Transcribe the records exactly. Pictures do not belong in the transcription.

→ **Source data**

------------------------------------------------------------

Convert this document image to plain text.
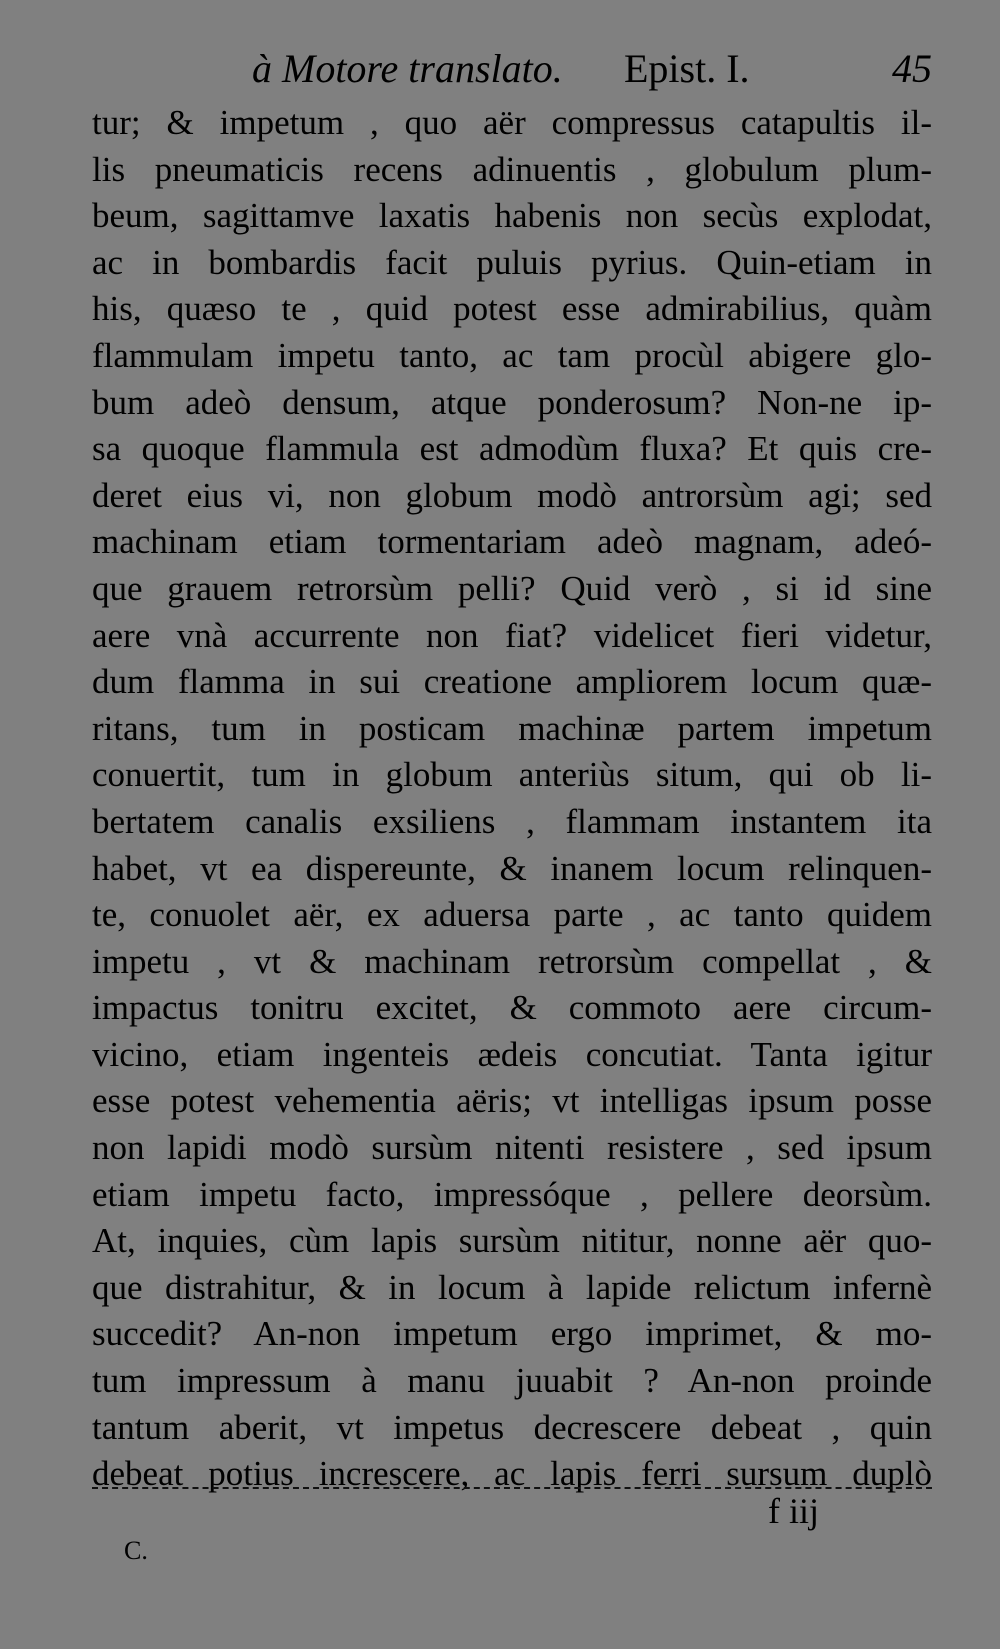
à Motore translato. Epist. I.	45
tur; & impetum , quo aër compressus catapultis il-
lis pneumaticis recens adinuentis , globulum plum-
beum, sagittamve laxatis habenis non secùs explodat,
ac in bombardis facit puluis pyrius. Quin-etiam in
his, quæso te , quid potest esse admirabilius, quàm
flammulam impetu tanto, ac tam procùl abigere glo-
bum adeò densum, atque ponderosum? Non-ne ip-
sa quoque flammula est admodùm fluxa? Et quis cre-
deret eius vi, non globum modò antrorsùm agi; sed
machinam etiam tormentariam adeò magnam, adeó-
que grauem retrorsùm pelli? Quid verò , si id sine
aere vnà accurrente non fiat? videlicet fieri videtur,
dum flamma in sui creatione ampliorem locum quæ-
ritans, tum in posticam machinæ partem impetum
conuertit, tum in globum anteriùs situm, qui ob li-
bertatem canalis exsiliens , flammam instantem ita
habet, vt ea dispereunte, & inanem locum relinquen-
te, conuolet aër, ex aduersa parte , ac tanto quidem
impetu , vt & machinam retrorsùm compellat , &
impactus tonitru excitet, & commoto aere circum-
vicino, etiam ingenteis ædeis concutiat. Tanta igitur
esse potest vehementia aëris; vt intelligas ipsum posse
non lapidi modò sursùm nitenti resistere , sed ipsum
etiam impetu facto, impressóque , pellere deorsùm.
At, inquies, cùm lapis sursùm nititur, nonne aër quo-
que distrahitur, & in locum à lapide relictum infernè
succedit? An-non impetum ergo imprimet, & mo-
tum impressum à manu juuabit ? An-non proinde
tantum aberit, vt impetus decrescere debeat , quin
debeat potius increscere, ac lapis ferri sursum duplò
f iij
C.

------------------------------------------------------------

→ **Finished answer**
Convert this document image to plain text.
à Motore translato. Epist. I.	45
tur; & impetum , quo aër compressus catapultis il-
lis pneumaticis recens adinuentis , globulum plum-
beum, sagittamve laxatis habenis non secùs explodat,
ac in bombardis facit puluis pyrius. Quin-etiam in
his, quæso te , quid potest esse admirabilius, quàm
flammulam impetu tanto, ac tam procùl abigere glo-
bum adeò densum, atque ponderosum? Non-ne ip-
sa quoque flammula est admodùm fluxa? Et quis cre-
deret eius vi, non globum modò antrorsùm agi; sed
machinam etiam tormentariam adeò magnam, adeó-
que grauem retrorsùm pelli? Quid verò , si id sine
aere vnà accurrente non fiat? videlicet fieri videtur,
dum flamma in sui creatione ampliorem locum quæ-
ritans, tum in posticam machinæ partem impetum
conuertit, tum in globum anteriùs situm, qui ob li-
bertatem canalis exsiliens , flammam instantem ita
habet, vt ea dispereunte, & inanem locum relinquen-
te, conuolet aër, ex aduersa parte , ac tanto quidem
impetu , vt & machinam retrorsùm compellat , &
impactus tonitru excitet, & commoto aere circum-
vicino, etiam ingenteis ædeis concutiat. Tanta igitur
esse potest vehementia aëris; vt intelligas ipsum posse
non lapidi modò sursùm nitenti resistere , sed ipsum
etiam impetu facto, impressóque , pellere deorsùm.
At, inquies, cùm lapis sursùm nititur, nonne aër quo-
que distrahitur, & in locum à lapide relictum infernè
succedit? An-non impetum ergo imprimet, & mo-
tum impressum à manu juuabit ? An-non proinde
tantum aberit, vt impetus decrescere debeat , quin
debeat potius increscere, ac lapis ferri sursum duplò
f iij
C.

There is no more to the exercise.